- WORK INSTRUCTIONS -
Reproduce every entry exactly as shown.

** START EXTRACTED MATERIAL **

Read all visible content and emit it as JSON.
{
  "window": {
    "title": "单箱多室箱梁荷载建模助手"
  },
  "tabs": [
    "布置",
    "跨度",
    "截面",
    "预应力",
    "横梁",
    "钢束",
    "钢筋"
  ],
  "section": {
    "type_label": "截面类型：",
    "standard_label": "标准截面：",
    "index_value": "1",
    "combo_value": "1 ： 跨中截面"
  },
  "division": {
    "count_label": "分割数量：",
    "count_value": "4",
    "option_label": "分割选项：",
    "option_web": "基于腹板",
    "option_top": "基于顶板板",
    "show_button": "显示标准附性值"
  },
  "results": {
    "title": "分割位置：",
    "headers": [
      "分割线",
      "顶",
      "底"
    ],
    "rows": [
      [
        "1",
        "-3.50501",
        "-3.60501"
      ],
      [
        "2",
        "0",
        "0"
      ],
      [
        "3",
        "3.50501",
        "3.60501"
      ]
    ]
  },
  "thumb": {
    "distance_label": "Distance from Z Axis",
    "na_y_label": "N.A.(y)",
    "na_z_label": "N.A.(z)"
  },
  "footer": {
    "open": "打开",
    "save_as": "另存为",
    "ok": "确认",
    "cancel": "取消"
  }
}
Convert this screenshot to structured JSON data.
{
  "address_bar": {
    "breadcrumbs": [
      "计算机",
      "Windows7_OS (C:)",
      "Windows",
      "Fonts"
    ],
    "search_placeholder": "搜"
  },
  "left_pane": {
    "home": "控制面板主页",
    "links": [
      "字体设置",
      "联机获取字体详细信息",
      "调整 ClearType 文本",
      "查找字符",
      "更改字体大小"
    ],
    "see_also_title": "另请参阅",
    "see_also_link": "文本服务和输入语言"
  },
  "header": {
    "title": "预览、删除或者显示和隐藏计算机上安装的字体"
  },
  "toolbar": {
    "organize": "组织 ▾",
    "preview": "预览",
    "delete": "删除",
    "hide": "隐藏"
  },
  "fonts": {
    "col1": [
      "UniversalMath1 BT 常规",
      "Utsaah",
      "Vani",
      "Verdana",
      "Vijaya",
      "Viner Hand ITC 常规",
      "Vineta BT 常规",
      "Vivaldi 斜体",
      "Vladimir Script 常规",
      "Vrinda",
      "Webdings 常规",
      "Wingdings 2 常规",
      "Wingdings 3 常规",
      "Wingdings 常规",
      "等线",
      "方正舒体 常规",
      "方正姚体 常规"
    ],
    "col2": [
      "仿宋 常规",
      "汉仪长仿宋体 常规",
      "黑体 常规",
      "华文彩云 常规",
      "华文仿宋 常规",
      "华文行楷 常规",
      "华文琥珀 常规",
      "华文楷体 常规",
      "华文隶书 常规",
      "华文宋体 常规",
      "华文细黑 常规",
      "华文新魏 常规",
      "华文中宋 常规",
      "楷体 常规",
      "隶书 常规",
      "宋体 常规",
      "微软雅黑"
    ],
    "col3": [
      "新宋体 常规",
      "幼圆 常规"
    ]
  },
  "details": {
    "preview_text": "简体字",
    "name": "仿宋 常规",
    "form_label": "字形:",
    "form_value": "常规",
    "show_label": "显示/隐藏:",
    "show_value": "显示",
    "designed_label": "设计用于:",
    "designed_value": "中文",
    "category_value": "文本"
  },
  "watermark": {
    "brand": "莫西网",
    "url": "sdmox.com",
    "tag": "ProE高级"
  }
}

** END EXTRACTED MATERIAL **

- FINISHED EXERCISE -
Read all visible content and emit it as JSON.
{
  "window": {
    "title": "单箱多室箱梁荷载建模助手"
  },
  "tabs": [
    "布置",
    "跨度",
    "截面",
    "预应力",
    "横梁",
    "钢束",
    "钢筋"
  ],
  "section": {
    "type_label": "截面类型：",
    "standard_label": "标准截面：",
    "index_value": "1",
    "combo_value": "1 ： 跨中截面"
  },
  "division": {
    "count_label": "分割数量：",
    "count_value": "4",
    "option_label": "分割选项：",
    "option_web": "基于腹板",
    "option_top": "基于顶板板",
    "show_button": "显示标准附性值"
  },
  "results": {
    "title": "分割位置：",
    "headers": [
      "分割线",
      "顶",
      "底"
    ],
    "rows": [
      [
        "1",
        "-3.50501",
        "-3.60501"
      ],
      [
        "2",
        "0",
        "0"
      ],
      [
        "3",
        "3.50501",
        "3.60501"
      ]
    ]
  },
  "thumb": {
    "distance_label": "Distance from Z Axis",
    "na_y_label": "N.A.(y)",
    "na_z_label": "N.A.(z)"
  },
  "footer": {
    "open": "打开",
    "save_as": "另存为",
    "ok": "确认",
    "cancel": "取消"
  }
}
Convert this screenshot to structured JSON data.
{
  "address_bar": {
    "breadcrumbs": [
      "计算机",
      "Windows7_OS (C:)",
      "Windows",
      "Fonts"
    ],
    "search_placeholder": "搜"
  },
  "left_pane": {
    "home": "控制面板主页",
    "links": [
      "字体设置",
      "联机获取字体详细信息",
      "调整 ClearType 文本",
      "查找字符",
      "更改字体大小"
    ],
    "see_also_title": "另请参阅",
    "see_also_link": "文本服务和输入语言"
  },
  "header": {
    "title": "预览、删除或者显示和隐藏计算机上安装的字体"
  },
  "toolbar": {
    "organize": "组织 ▾",
    "preview": "预览",
    "delete": "删除",
    "hide": "隐藏"
  },
  "fonts": {
    "col1": [
      "UniversalMath1 BT 常规",
      "Utsaah",
      "Vani",
      "Verdana",
      "Vijaya",
      "Viner Hand ITC 常规",
      "Vineta BT 常规",
      "Vivaldi 斜体",
      "Vladimir Script 常规",
      "Vrinda",
      "Webdings 常规",
      "Wingdings 2 常规",
      "Wingdings 3 常规",
      "Wingdings 常规",
      "等线",
      "方正舒体 常规",
      "方正姚体 常规"
    ],
    "col2": [
      "仿宋 常规",
      "汉仪长仿宋体 常规",
      "黑体 常规",
      "华文彩云 常规",
      "华文仿宋 常规",
      "华文行楷 常规",
      "华文琥珀 常规",
      "华文楷体 常规",
      "华文隶书 常规",
      "华文宋体 常规",
      "华文细黑 常规",
      "华文新魏 常规",
      "华文中宋 常规",
      "楷体 常规",
      "隶书 常规",
      "宋体 常规",
      "微软雅黑"
    ],
    "col3": [
      "新宋体 常规",
      "幼圆 常规"
    ]
  },
  "details": {
    "preview_text": "简体字",
    "name": "仿宋 常规",
    "form_label": "字形:",
    "form_value": "常规",
    "show_label": "显示/隐藏:",
    "show_value": "显示",
    "designed_label": "设计用于:",
    "designed_value": "中文",
    "category_value": "文本"
  },
  "watermark": {
    "brand": "莫西网",
    "url": "sdmox.com",
    "tag": "ProE高级"
  }
}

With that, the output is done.